[START Material to process]

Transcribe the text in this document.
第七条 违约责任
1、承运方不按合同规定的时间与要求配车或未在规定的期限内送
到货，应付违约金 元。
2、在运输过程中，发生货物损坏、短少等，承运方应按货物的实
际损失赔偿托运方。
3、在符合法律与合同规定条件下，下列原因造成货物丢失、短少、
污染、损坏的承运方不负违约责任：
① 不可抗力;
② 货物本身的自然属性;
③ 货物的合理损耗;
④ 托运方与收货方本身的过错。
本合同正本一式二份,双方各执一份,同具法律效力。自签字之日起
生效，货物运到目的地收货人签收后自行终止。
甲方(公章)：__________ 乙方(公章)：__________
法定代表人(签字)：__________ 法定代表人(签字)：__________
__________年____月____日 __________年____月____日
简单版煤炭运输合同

[END Material to process]
[START Material to process]

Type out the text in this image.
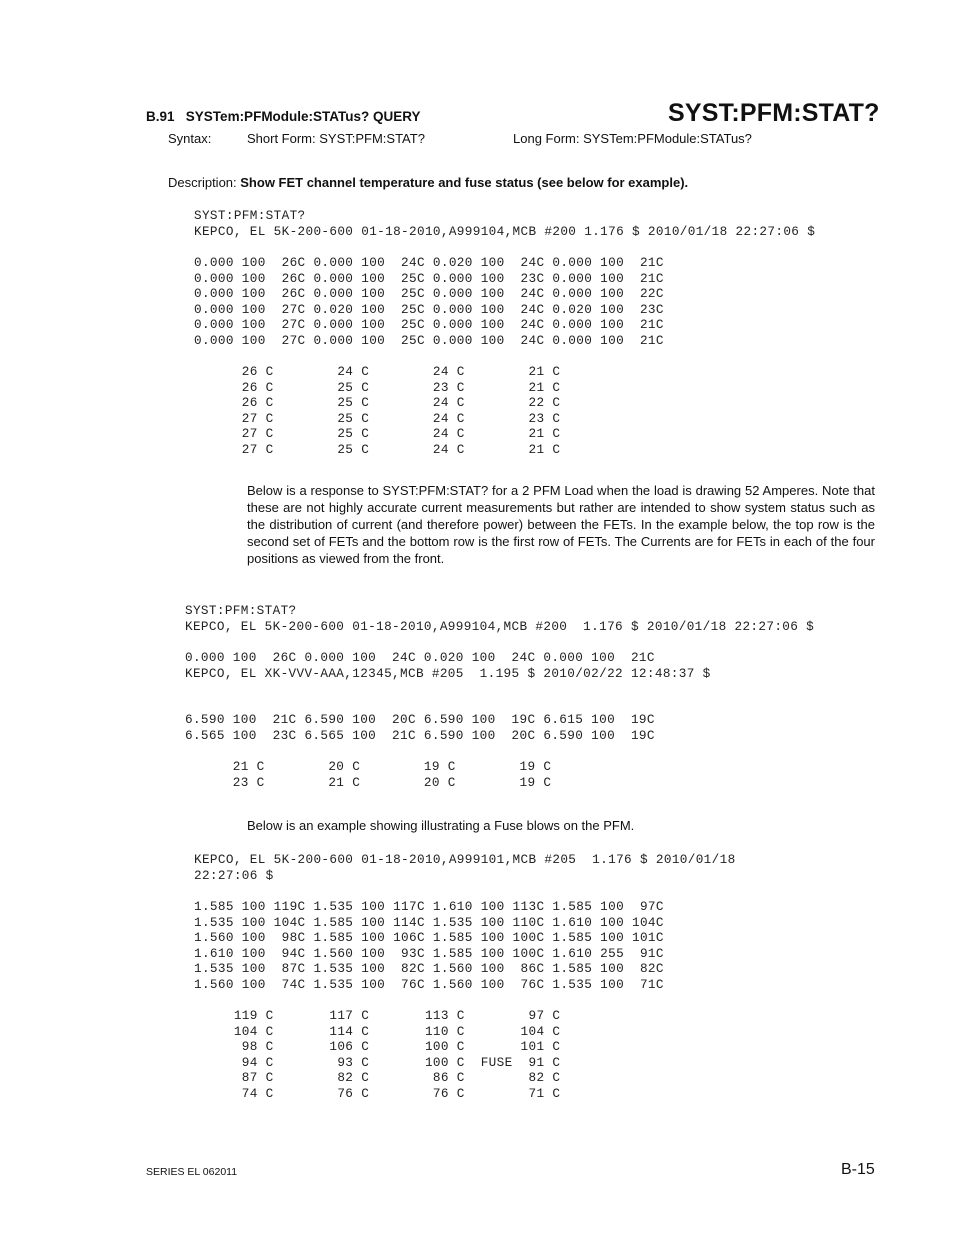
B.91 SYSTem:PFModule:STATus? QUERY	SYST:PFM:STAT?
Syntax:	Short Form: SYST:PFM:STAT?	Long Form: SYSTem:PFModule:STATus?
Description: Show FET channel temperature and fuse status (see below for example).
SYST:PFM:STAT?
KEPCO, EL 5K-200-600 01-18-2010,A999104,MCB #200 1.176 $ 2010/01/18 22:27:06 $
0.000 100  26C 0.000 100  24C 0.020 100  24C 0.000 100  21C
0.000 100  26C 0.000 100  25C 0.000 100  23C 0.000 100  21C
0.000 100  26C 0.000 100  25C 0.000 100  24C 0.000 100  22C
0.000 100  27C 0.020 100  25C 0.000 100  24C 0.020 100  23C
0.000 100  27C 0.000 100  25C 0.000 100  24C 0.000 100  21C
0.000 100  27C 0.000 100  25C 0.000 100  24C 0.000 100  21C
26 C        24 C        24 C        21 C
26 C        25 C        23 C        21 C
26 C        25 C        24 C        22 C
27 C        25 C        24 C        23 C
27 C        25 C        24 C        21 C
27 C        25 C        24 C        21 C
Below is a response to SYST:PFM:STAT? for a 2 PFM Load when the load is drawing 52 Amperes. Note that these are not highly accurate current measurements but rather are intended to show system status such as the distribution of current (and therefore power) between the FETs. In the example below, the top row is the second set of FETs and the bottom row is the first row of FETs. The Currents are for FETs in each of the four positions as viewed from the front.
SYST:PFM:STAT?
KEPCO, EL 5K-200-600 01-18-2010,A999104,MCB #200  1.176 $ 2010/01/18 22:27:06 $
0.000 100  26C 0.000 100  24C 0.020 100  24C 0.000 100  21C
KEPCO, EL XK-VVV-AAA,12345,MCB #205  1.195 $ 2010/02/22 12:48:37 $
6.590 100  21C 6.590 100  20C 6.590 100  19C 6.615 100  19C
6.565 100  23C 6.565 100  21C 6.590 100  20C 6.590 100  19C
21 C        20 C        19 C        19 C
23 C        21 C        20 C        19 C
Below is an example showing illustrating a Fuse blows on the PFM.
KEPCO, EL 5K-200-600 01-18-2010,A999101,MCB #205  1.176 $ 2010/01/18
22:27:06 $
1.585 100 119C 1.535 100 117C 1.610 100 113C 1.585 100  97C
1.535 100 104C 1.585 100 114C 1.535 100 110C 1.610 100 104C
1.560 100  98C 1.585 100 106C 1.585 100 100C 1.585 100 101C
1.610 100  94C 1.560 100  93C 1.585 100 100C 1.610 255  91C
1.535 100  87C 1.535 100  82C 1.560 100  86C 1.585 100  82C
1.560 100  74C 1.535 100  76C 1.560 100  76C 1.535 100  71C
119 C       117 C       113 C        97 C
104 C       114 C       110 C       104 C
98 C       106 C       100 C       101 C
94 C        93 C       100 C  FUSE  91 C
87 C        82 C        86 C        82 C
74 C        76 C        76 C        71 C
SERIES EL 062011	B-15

[END Material to process]
[START Material to process]

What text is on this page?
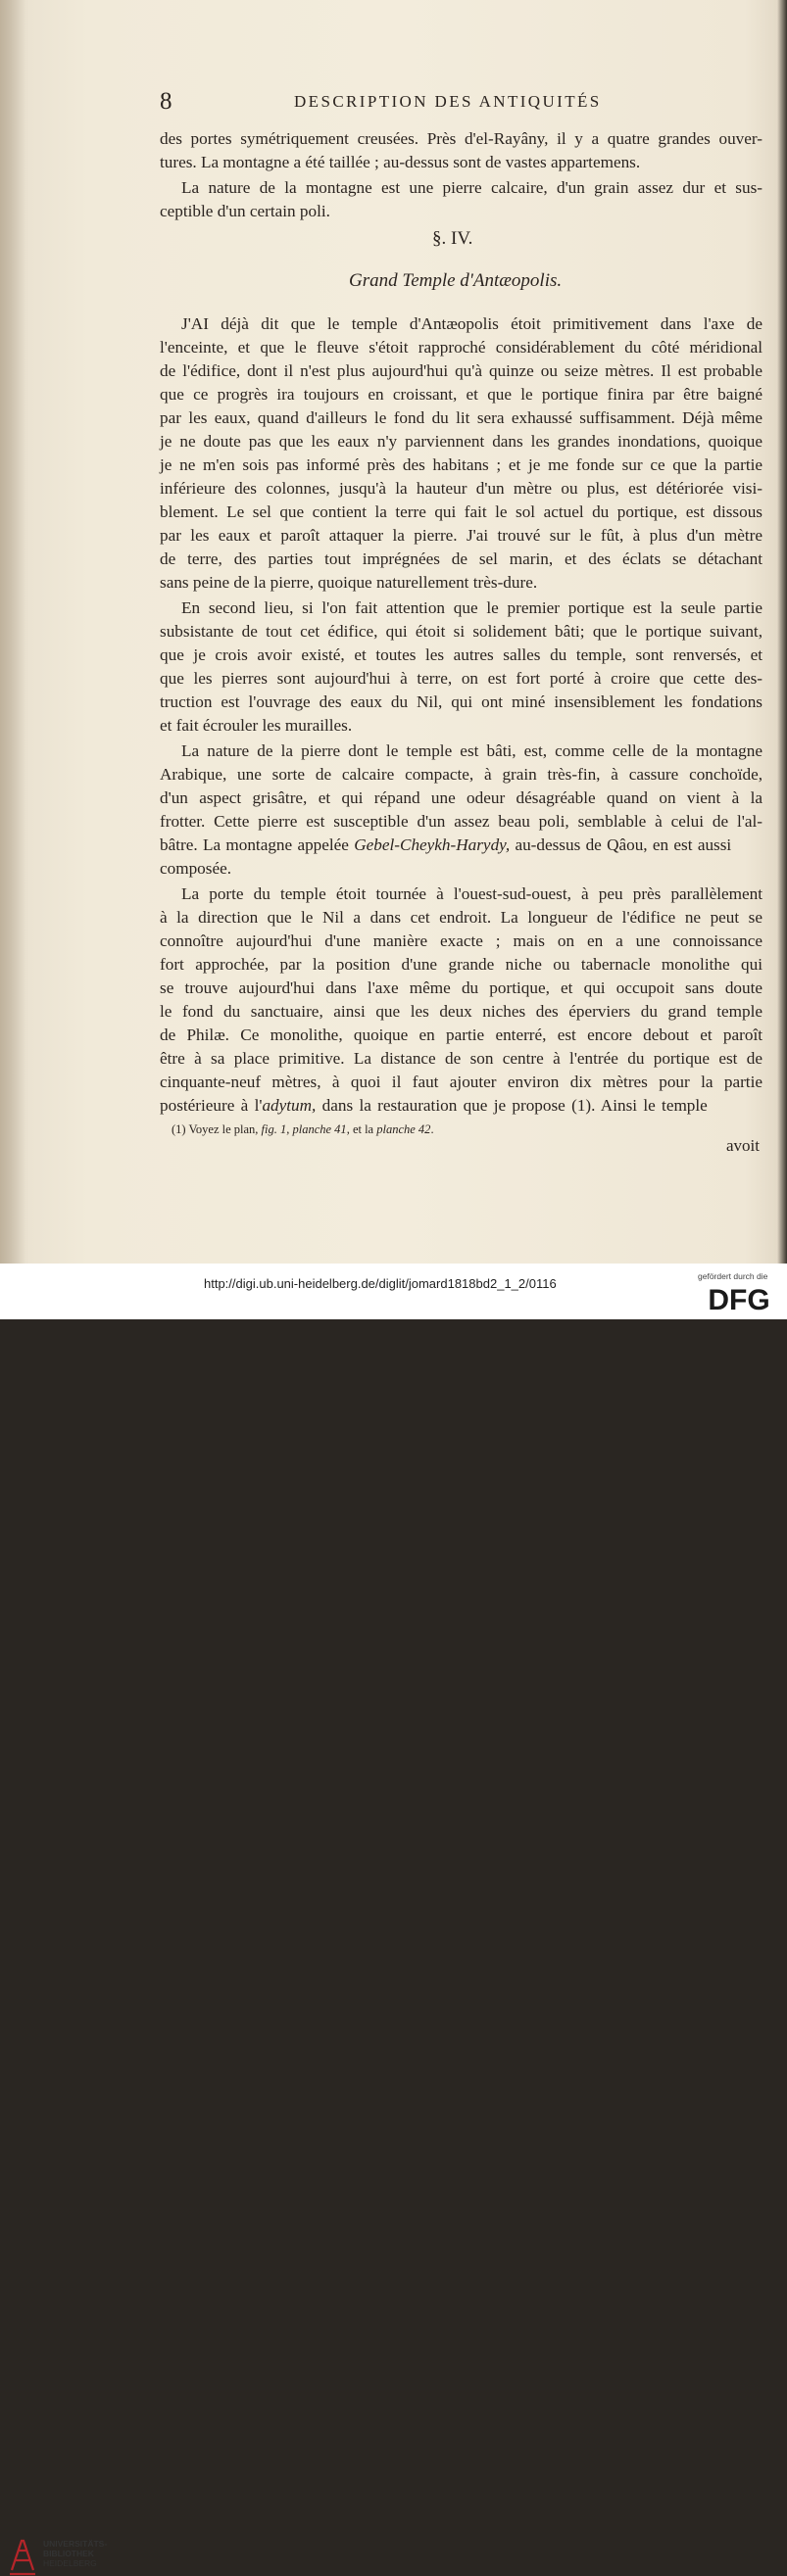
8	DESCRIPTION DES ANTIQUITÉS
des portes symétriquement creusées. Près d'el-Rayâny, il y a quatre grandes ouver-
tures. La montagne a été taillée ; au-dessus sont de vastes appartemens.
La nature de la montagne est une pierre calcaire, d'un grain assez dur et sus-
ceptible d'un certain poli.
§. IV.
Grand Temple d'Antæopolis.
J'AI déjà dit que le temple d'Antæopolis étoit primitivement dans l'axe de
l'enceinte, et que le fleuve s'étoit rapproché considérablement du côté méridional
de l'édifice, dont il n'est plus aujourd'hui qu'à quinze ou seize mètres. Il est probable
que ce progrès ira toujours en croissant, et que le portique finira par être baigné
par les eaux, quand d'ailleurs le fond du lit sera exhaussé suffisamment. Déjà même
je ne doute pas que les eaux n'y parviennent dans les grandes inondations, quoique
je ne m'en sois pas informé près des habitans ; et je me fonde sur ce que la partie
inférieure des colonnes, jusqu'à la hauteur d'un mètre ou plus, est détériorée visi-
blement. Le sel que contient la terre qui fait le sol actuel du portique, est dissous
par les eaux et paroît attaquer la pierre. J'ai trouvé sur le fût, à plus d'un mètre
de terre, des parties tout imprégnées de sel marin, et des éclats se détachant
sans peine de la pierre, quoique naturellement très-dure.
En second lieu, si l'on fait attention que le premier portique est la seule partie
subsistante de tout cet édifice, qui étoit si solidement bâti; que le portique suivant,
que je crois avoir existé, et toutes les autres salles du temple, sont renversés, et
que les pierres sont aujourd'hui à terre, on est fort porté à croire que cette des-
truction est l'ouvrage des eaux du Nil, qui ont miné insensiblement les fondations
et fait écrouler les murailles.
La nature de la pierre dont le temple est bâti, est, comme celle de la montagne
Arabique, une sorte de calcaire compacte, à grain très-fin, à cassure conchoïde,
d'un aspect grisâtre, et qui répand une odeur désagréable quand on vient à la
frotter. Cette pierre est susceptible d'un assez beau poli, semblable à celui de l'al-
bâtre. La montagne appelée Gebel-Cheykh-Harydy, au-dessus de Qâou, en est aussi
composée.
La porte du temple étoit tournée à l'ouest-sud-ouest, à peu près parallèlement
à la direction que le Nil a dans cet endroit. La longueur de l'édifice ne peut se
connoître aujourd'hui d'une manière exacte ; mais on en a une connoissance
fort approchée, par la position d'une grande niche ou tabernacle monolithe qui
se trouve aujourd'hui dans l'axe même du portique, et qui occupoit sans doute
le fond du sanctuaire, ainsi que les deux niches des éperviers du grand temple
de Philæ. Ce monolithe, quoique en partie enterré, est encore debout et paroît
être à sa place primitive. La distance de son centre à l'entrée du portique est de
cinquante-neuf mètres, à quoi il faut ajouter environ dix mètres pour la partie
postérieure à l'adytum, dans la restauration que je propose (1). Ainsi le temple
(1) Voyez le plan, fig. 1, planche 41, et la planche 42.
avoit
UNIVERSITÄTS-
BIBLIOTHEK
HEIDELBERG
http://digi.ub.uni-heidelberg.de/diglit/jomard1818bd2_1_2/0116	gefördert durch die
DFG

[END Material to process]

• _What to work on_:
Locate the word "dessus" in the data above. Copy every line carrying it.

• _Written answer_:
tures. La montagne a été taillée ; au-dessus sont de vastes appartemens.
bâtre. La montagne appelée Gebel-Cheykh-Harydy, au-dessus de Qâou, en est aussi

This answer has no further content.